#### MATERIAL FOR THIS EXERCISE
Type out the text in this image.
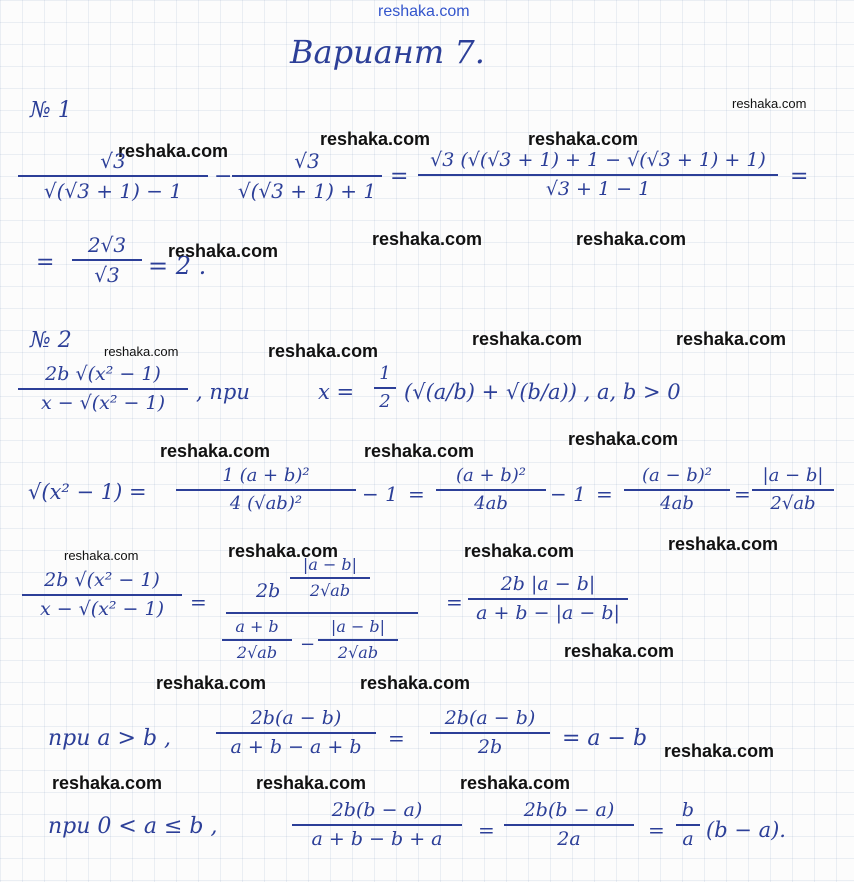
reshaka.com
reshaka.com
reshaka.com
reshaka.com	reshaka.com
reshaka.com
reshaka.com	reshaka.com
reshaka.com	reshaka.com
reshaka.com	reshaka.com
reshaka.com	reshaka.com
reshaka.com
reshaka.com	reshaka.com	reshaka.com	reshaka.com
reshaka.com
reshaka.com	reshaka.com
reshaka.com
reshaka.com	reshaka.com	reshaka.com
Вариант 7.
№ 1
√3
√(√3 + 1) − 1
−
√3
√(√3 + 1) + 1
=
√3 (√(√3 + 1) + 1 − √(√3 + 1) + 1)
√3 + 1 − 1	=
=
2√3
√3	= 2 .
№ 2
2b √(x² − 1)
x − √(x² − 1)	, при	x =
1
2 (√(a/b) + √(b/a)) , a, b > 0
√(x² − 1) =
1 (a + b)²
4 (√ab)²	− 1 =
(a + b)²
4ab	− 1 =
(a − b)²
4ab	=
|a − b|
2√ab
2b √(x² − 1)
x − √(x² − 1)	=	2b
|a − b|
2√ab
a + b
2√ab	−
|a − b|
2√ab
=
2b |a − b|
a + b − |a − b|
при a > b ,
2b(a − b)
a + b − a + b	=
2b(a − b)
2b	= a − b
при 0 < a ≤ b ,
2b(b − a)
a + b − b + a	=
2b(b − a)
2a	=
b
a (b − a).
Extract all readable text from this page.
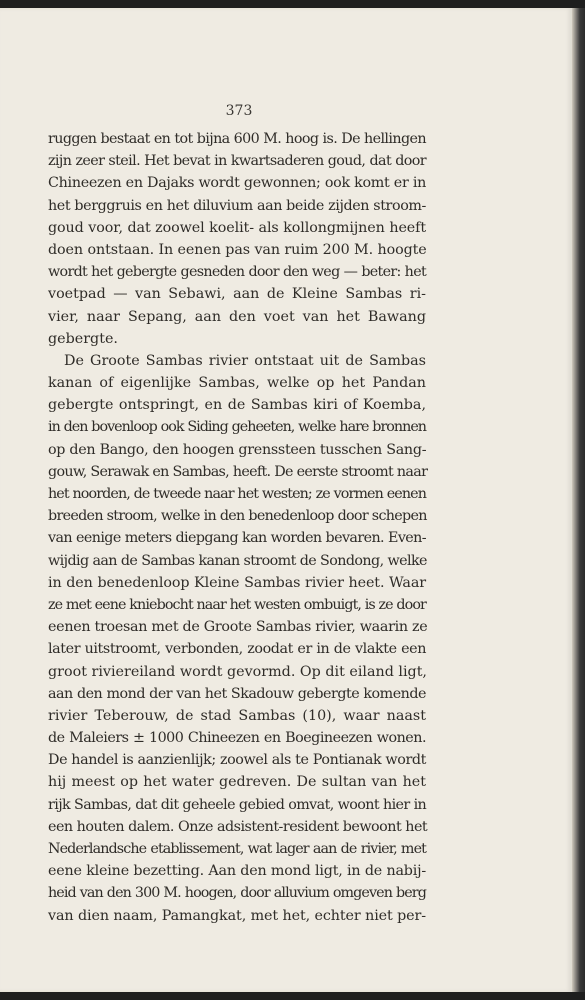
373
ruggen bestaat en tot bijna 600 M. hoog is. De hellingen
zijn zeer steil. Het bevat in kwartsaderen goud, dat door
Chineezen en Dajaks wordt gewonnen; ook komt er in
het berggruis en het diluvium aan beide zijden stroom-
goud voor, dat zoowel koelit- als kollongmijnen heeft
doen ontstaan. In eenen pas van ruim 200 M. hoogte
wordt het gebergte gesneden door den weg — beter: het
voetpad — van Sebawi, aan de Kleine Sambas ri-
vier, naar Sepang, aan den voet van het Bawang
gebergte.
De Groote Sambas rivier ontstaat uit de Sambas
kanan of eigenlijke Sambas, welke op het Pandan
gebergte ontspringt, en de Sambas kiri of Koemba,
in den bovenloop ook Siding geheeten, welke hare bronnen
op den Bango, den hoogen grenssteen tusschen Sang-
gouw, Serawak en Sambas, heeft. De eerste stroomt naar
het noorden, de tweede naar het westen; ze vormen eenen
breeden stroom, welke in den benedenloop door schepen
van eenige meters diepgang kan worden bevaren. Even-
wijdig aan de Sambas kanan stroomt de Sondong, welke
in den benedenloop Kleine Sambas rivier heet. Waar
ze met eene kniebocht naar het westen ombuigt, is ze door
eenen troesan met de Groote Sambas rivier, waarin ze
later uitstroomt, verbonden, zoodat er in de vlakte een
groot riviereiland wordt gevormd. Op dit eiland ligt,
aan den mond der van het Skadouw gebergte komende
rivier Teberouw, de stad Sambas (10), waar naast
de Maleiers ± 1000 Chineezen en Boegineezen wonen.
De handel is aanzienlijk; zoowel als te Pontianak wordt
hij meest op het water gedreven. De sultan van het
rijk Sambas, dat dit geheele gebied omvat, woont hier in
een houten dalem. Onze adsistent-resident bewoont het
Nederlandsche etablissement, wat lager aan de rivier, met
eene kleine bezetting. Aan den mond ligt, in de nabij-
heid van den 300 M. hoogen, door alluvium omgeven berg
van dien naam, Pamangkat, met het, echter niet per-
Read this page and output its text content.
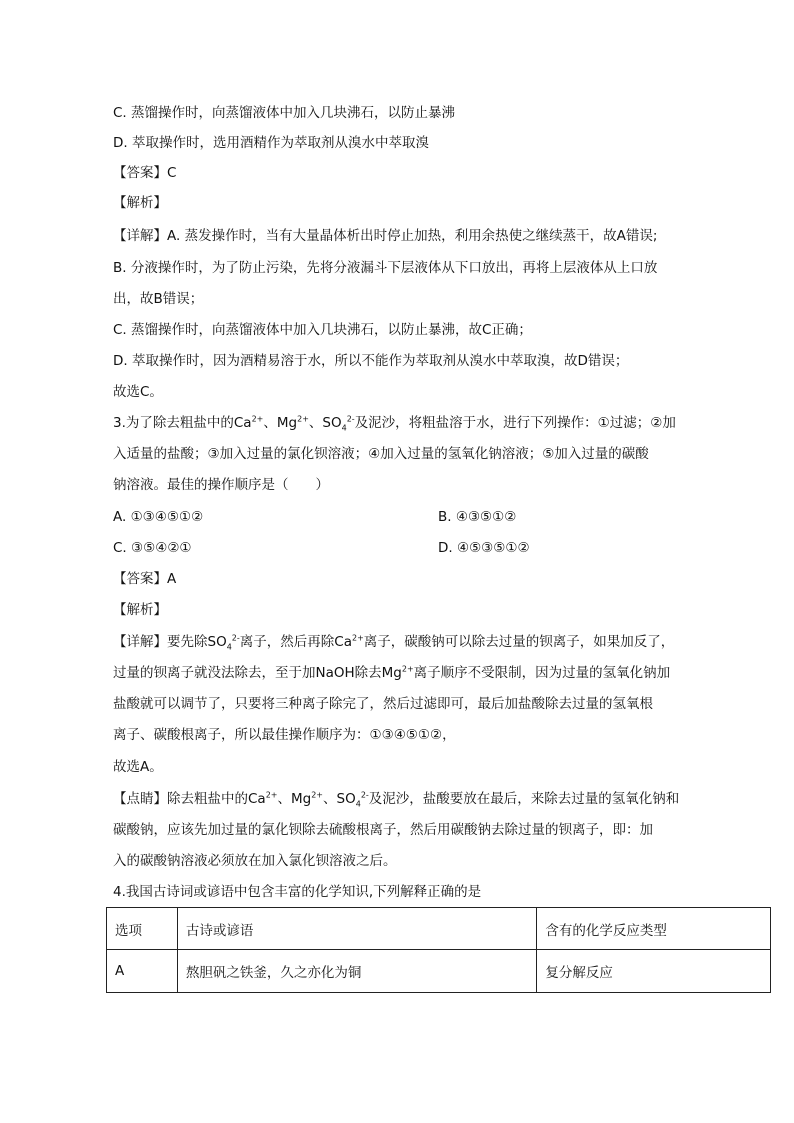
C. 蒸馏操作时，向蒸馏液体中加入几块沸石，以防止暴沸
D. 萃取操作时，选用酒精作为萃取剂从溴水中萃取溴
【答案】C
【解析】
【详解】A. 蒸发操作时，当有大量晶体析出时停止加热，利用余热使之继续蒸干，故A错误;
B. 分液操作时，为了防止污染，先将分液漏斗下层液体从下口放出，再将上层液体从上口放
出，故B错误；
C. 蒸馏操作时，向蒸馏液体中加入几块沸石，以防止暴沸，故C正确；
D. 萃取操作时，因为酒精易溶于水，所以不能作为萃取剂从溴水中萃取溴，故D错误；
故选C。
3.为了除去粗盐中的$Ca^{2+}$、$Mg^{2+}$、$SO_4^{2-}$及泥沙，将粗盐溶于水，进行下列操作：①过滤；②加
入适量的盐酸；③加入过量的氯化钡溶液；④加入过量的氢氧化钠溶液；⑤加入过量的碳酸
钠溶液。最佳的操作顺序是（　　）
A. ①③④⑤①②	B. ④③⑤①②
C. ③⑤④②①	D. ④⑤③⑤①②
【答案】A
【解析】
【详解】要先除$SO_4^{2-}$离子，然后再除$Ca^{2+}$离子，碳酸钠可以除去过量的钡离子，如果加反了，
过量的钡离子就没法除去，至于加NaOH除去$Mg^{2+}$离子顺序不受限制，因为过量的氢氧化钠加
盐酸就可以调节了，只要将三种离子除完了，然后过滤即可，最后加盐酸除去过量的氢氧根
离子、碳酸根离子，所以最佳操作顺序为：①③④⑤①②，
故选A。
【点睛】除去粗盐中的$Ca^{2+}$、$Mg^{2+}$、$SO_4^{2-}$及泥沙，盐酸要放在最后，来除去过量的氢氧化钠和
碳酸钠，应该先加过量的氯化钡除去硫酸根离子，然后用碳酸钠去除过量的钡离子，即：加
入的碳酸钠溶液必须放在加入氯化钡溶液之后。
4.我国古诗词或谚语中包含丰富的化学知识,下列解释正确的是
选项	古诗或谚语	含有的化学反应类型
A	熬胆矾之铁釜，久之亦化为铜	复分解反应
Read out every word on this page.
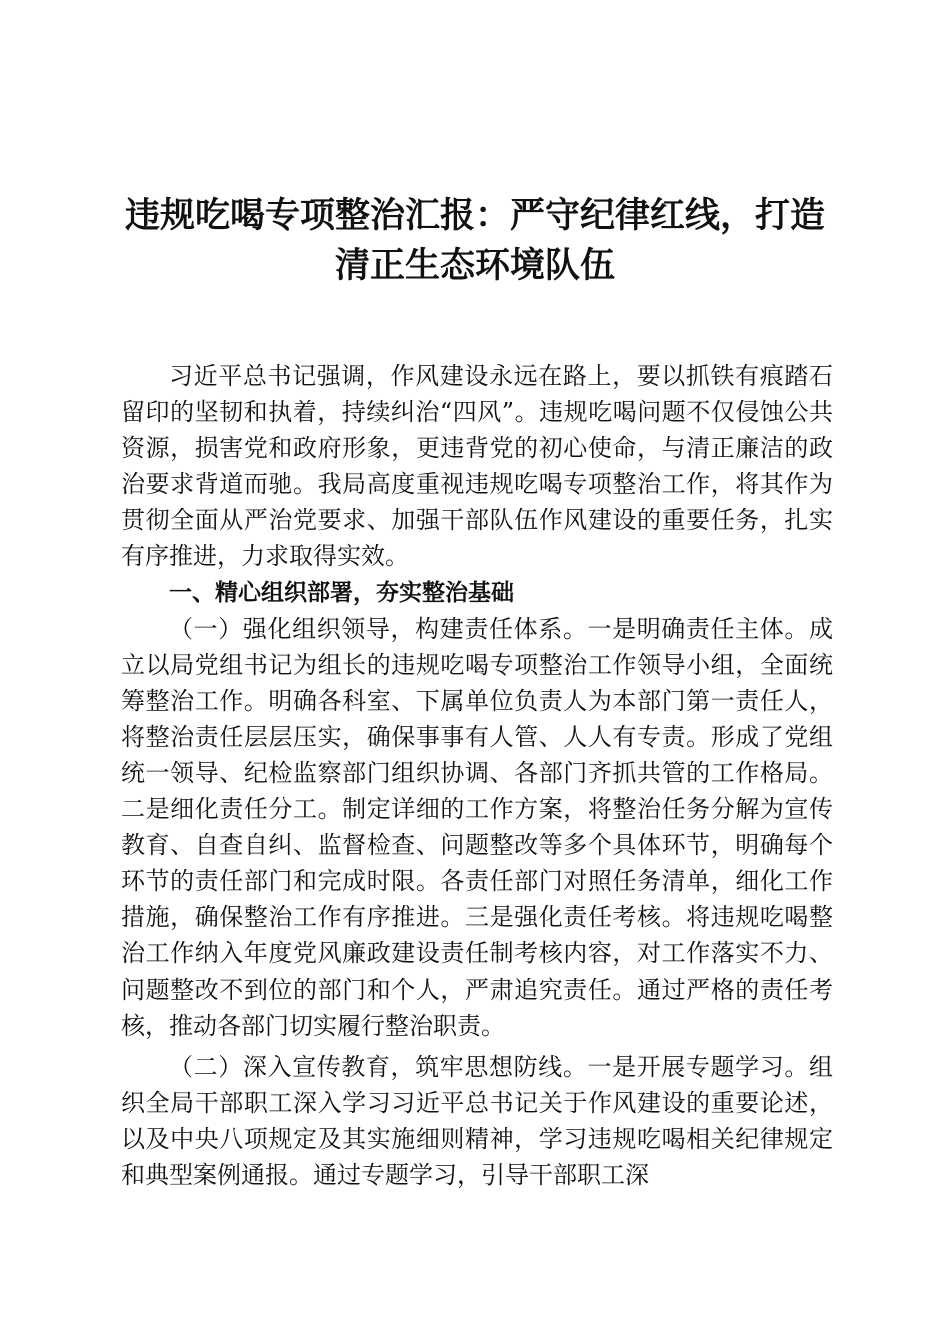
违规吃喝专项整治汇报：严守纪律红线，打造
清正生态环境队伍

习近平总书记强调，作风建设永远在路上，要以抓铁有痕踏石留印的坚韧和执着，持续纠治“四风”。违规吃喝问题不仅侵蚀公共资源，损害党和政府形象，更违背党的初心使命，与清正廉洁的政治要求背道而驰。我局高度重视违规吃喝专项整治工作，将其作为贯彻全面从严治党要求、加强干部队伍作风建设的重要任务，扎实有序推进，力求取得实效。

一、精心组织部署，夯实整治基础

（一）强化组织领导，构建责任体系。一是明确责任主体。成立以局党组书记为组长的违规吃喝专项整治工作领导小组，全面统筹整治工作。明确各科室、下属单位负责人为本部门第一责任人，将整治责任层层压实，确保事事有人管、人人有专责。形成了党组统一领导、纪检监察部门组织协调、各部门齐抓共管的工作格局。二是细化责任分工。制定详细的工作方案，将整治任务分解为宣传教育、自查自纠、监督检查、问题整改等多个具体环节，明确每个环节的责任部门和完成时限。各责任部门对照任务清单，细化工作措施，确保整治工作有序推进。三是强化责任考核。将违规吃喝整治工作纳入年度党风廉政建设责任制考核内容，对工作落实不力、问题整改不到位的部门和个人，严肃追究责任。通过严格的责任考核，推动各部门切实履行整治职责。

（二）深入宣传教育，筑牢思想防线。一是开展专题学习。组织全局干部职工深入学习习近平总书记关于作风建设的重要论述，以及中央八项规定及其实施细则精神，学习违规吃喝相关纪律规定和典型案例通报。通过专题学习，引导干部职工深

#### GIVEN INSTRUCTION
Repeat each record exactly as shown above, dropping all images.

#### RESULT
Type out the text in this image.
reshaka.com
reshaka.com
reshaka.com
reshaka.com	reshaka.com
reshaka.com
reshaka.com	reshaka.com
reshaka.com	reshaka.com
reshaka.com	reshaka.com
reshaka.com	reshaka.com
reshaka.com
reshaka.com	reshaka.com	reshaka.com	reshaka.com
reshaka.com
reshaka.com	reshaka.com
reshaka.com
reshaka.com	reshaka.com	reshaka.com
Вариант 7.
№ 1
√3
√(√3 + 1) − 1
−
√3
√(√3 + 1) + 1
=
√3 (√(√3 + 1) + 1 − √(√3 + 1) + 1)
√3 + 1 − 1	=
=
2√3
√3	= 2 .
№ 2
2b √(x² − 1)
x − √(x² − 1)	, при	x =
1
2 (√(a/b) + √(b/a)) , a, b > 0
√(x² − 1) =
1 (a + b)²
4 (√ab)²	− 1 =
(a + b)²
4ab	− 1 =
(a − b)²
4ab	=
|a − b|
2√ab
2b √(x² − 1)
x − √(x² − 1)	=	2b
|a − b|
2√ab
a + b
2√ab	−
|a − b|
2√ab
=
2b |a − b|
a + b − |a − b|
при a > b ,
2b(a − b)
a + b − a + b	=
2b(a − b)
2b	= a − b
при 0 < a ≤ b ,
2b(b − a)
a + b − b + a	=
2b(b − a)
2a	=
b
a (b − a).
Extract all readable text from this page.
373
ruggen bestaat en tot bijna 600 M. hoog is. De hellingen
zijn zeer steil. Het bevat in kwartsaderen goud, dat door
Chineezen en Dajaks wordt gewonnen; ook komt er in
het berggruis en het diluvium aan beide zijden stroom-
goud voor, dat zoowel koelit- als kollongmijnen heeft
doen ontstaan. In eenen pas van ruim 200 M. hoogte
wordt het gebergte gesneden door den weg — beter: het
voetpad — van Sebawi, aan de Kleine Sambas ri-
vier, naar Sepang, aan den voet van het Bawang
gebergte.
De Groote Sambas rivier ontstaat uit de Sambas
kanan of eigenlijke Sambas, welke op het Pandan
gebergte ontspringt, en de Sambas kiri of Koemba,
in den bovenloop ook Siding geheeten, welke hare bronnen
op den Bango, den hoogen grenssteen tusschen Sang-
gouw, Serawak en Sambas, heeft. De eerste stroomt naar
het noorden, de tweede naar het westen; ze vormen eenen
breeden stroom, welke in den benedenloop door schepen
van eenige meters diepgang kan worden bevaren. Even-
wijdig aan de Sambas kanan stroomt de Sondong, welke
in den benedenloop Kleine Sambas rivier heet. Waar
ze met eene kniebocht naar het westen ombuigt, is ze door
eenen troesan met de Groote Sambas rivier, waarin ze
later uitstroomt, verbonden, zoodat er in de vlakte een
groot riviereiland wordt gevormd. Op dit eiland ligt,
aan den mond der van het Skadouw gebergte komende
rivier Teberouw, de stad Sambas (10), waar naast
de Maleiers ± 1000 Chineezen en Boegineezen wonen.
De handel is aanzienlijk; zoowel als te Pontianak wordt
hij meest op het water gedreven. De sultan van het
rijk Sambas, dat dit geheele gebied omvat, woont hier in
een houten dalem. Onze adsistent-resident bewoont het
Nederlandsche etablissement, wat lager aan de rivier, met
eene kleine bezetting. Aan den mond ligt, in de nabij-
heid van den 300 M. hoogen, door alluvium omgeven berg
van dien naam, Pamangkat, met het, echter niet per-
Read this page and output its text content.
C. 蒸馏操作时，向蒸馏液体中加入几块沸石，以防止暴沸
D. 萃取操作时，选用酒精作为萃取剂从溴水中萃取溴
【答案】C
【解析】
【详解】A. 蒸发操作时，当有大量晶体析出时停止加热，利用余热使之继续蒸干，故A错误;
B. 分液操作时，为了防止污染，先将分液漏斗下层液体从下口放出，再将上层液体从上口放
出，故B错误；
C. 蒸馏操作时，向蒸馏液体中加入几块沸石，以防止暴沸，故C正确；
D. 萃取操作时，因为酒精易溶于水，所以不能作为萃取剂从溴水中萃取溴，故D错误；
故选C。
3.为了除去粗盐中的$Ca^{2+}$、$Mg^{2+}$、$SO_4^{2-}$及泥沙，将粗盐溶于水，进行下列操作：①过滤；②加
入适量的盐酸；③加入过量的氯化钡溶液；④加入过量的氢氧化钠溶液；⑤加入过量的碳酸
钠溶液。最佳的操作顺序是（　　）
A. ①③④⑤①②	B. ④③⑤①②
C. ③⑤④②①	D. ④⑤③⑤①②
【答案】A
【解析】
【详解】要先除$SO_4^{2-}$离子，然后再除$Ca^{2+}$离子，碳酸钠可以除去过量的钡离子，如果加反了，
过量的钡离子就没法除去，至于加NaOH除去$Mg^{2+}$离子顺序不受限制，因为过量的氢氧化钠加
盐酸就可以调节了，只要将三种离子除完了，然后过滤即可，最后加盐酸除去过量的氢氧根
离子、碳酸根离子，所以最佳操作顺序为：①③④⑤①②，
故选A。
【点睛】除去粗盐中的$Ca^{2+}$、$Mg^{2+}$、$SO_4^{2-}$及泥沙，盐酸要放在最后，来除去过量的氢氧化钠和
碳酸钠，应该先加过量的氯化钡除去硫酸根离子，然后用碳酸钠去除过量的钡离子，即：加
入的碳酸钠溶液必须放在加入氯化钡溶液之后。
4.我国古诗词或谚语中包含丰富的化学知识,下列解释正确的是
选项	古诗或谚语	含有的化学反应类型
A	熬胆矾之铁釜，久之亦化为铜	复分解反应
Read out every word on this page.
违规吃喝专项整治汇报：严守纪律红线，打造
清正生态环境队伍

习近平总书记强调，作风建设永远在路上，要以抓铁有痕踏石留印的坚韧和执着，持续纠治“四风”。违规吃喝问题不仅侵蚀公共资源，损害党和政府形象，更违背党的初心使命，与清正廉洁的政治要求背道而驰。我局高度重视违规吃喝专项整治工作，将其作为贯彻全面从严治党要求、加强干部队伍作风建设的重要任务，扎实有序推进，力求取得实效。

一、精心组织部署，夯实整治基础

（一）强化组织领导，构建责任体系。一是明确责任主体。成立以局党组书记为组长的违规吃喝专项整治工作领导小组，全面统筹整治工作。明确各科室、下属单位负责人为本部门第一责任人，将整治责任层层压实，确保事事有人管、人人有专责。形成了党组统一领导、纪检监察部门组织协调、各部门齐抓共管的工作格局。二是细化责任分工。制定详细的工作方案，将整治任务分解为宣传教育、自查自纠、监督检查、问题整改等多个具体环节，明确每个环节的责任部门和完成时限。各责任部门对照任务清单，细化工作措施，确保整治工作有序推进。三是强化责任考核。将违规吃喝整治工作纳入年度党风廉政建设责任制考核内容，对工作落实不力、问题整改不到位的部门和个人，严肃追究责任。通过严格的责任考核，推动各部门切实履行整治职责。

（二）深入宣传教育，筑牢思想防线。一是开展专题学习。组织全局干部职工深入学习习近平总书记关于作风建设的重要论述，以及中央八项规定及其实施细则精神，学习违规吃喝相关纪律规定和典型案例通报。通过专题学习，引导干部职工深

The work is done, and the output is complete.